▸ **GIVEN REQUEST**: Each line in the entries below that holds the string "Công" is to be listed.

Data items:
(begin)

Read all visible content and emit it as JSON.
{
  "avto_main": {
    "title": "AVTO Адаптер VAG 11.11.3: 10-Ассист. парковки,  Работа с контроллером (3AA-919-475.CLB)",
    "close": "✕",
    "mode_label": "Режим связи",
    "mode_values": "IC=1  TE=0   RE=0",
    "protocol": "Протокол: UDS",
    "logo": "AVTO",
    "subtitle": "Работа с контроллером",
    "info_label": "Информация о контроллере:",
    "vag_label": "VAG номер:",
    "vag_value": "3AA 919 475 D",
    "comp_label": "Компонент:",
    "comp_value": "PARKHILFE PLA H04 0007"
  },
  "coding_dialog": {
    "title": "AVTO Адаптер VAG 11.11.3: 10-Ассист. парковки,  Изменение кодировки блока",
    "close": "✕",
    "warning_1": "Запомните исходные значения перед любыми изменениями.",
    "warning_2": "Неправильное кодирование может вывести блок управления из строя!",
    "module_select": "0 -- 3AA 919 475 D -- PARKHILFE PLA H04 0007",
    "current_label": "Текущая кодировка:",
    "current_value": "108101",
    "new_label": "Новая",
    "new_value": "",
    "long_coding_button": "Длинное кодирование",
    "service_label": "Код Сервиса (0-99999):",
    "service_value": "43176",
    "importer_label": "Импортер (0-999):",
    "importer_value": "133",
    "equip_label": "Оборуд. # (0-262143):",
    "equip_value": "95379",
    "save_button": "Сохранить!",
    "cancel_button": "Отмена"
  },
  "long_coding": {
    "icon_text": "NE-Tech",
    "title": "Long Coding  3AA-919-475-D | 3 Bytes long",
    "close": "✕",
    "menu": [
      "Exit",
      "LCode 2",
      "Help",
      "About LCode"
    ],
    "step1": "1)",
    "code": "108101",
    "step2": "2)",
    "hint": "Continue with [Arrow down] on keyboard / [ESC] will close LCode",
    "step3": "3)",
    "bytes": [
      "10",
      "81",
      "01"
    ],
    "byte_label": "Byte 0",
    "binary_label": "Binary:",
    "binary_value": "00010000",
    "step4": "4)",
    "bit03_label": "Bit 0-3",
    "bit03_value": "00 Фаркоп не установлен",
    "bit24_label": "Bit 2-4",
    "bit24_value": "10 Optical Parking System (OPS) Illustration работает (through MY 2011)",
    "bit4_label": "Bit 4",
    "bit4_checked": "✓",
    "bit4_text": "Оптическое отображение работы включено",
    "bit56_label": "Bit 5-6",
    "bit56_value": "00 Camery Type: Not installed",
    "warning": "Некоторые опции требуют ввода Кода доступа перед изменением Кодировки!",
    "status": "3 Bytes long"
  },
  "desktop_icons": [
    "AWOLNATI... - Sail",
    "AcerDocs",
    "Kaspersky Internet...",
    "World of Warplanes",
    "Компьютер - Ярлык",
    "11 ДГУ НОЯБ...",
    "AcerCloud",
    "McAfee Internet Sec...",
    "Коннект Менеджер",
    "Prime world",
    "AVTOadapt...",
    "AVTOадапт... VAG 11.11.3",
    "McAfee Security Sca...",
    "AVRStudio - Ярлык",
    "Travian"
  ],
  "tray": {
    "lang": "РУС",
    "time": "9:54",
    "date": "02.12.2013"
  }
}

(end)
(begin)

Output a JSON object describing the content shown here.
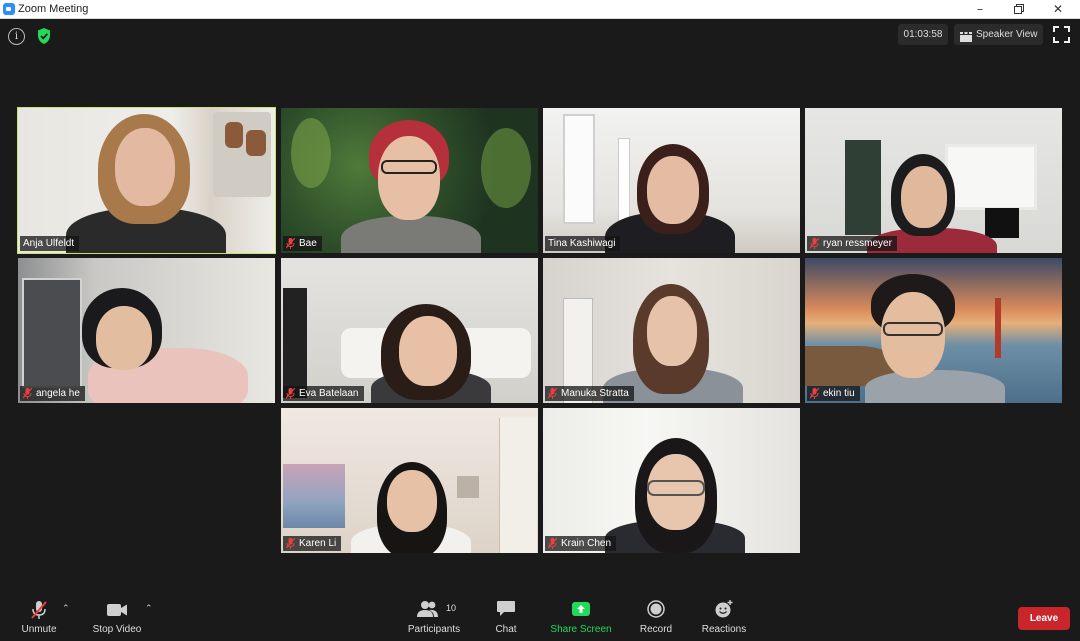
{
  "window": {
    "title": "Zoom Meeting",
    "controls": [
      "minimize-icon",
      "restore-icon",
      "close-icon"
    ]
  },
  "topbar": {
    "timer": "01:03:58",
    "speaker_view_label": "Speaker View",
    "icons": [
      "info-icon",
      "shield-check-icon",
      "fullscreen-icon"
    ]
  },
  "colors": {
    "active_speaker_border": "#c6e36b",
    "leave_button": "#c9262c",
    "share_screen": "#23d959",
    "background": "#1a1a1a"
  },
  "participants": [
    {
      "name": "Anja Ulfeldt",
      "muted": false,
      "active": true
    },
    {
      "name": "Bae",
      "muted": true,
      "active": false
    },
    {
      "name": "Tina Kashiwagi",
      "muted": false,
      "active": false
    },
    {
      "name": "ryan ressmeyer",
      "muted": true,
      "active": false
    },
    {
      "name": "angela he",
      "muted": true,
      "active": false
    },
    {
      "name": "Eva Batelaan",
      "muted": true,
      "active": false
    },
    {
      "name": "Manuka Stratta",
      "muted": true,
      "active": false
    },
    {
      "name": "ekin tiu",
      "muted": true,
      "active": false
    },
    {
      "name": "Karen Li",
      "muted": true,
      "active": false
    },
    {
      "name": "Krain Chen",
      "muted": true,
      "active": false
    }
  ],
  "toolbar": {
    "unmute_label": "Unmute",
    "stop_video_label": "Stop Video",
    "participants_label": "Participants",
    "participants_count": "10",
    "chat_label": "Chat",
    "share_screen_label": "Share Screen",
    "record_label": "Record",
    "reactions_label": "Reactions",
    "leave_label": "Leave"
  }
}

(end)
(begin)

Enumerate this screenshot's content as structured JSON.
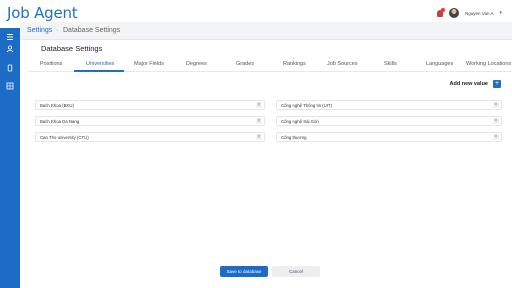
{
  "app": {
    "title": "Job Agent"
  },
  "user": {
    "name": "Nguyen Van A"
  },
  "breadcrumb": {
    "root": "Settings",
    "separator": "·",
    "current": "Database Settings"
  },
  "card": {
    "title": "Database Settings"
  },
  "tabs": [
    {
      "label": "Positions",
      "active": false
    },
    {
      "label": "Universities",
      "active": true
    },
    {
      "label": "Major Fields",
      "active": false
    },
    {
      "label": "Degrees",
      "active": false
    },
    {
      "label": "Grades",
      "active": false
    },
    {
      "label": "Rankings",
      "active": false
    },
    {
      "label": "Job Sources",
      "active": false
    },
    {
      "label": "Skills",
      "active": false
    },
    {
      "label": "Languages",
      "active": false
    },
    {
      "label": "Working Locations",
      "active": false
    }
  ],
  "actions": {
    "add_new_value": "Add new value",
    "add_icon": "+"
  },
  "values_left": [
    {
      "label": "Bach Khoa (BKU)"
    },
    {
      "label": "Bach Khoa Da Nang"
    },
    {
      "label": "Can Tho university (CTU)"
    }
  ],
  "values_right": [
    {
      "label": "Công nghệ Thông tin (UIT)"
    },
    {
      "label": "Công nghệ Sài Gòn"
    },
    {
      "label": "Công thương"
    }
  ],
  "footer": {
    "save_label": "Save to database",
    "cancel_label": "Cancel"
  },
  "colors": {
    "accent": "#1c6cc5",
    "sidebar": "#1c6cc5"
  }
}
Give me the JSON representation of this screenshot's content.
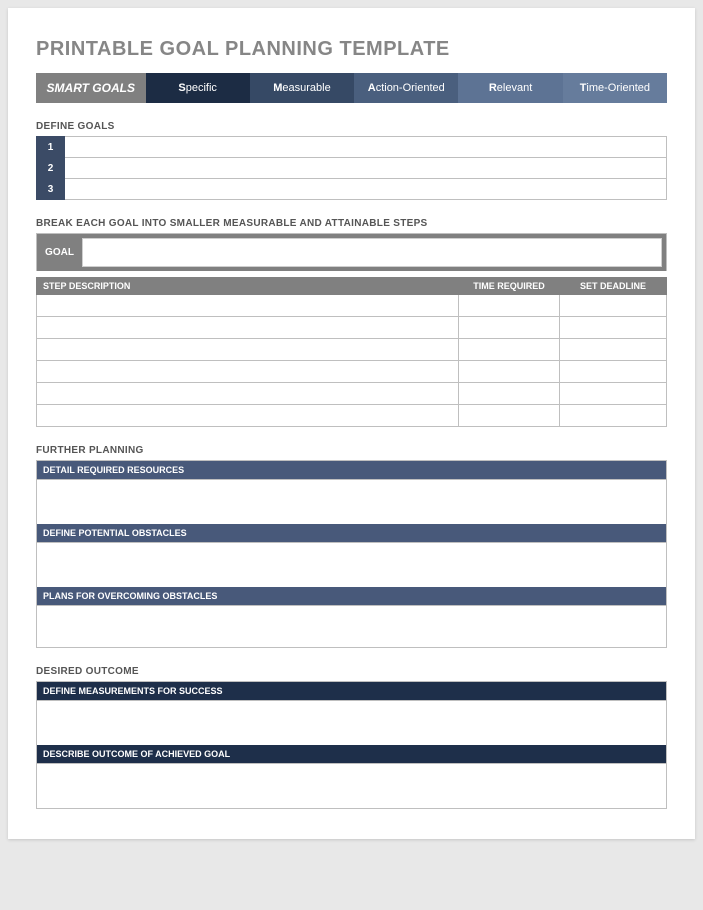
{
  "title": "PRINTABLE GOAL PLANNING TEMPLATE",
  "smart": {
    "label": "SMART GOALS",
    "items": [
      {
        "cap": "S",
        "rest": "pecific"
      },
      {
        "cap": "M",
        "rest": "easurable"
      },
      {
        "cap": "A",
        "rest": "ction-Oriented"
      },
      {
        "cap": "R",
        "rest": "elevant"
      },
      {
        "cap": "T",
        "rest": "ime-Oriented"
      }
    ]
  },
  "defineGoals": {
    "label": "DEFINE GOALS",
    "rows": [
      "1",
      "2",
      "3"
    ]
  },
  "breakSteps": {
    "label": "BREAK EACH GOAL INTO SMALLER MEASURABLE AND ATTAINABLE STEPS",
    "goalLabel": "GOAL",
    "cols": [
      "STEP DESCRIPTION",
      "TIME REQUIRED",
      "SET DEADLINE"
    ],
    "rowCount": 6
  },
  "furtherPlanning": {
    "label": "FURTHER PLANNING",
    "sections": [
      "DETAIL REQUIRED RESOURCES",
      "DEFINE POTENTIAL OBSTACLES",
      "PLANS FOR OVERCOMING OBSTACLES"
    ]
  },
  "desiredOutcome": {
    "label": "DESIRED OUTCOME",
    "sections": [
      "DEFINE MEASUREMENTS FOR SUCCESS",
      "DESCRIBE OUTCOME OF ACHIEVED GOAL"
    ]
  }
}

(end)

▸ **OUTPUT FOR THIS TASK**:
      "label": "Công nghệ Thông tin (UIT)"
      "label": "Công nghệ Sài Gòn"
      "label": "Công thương"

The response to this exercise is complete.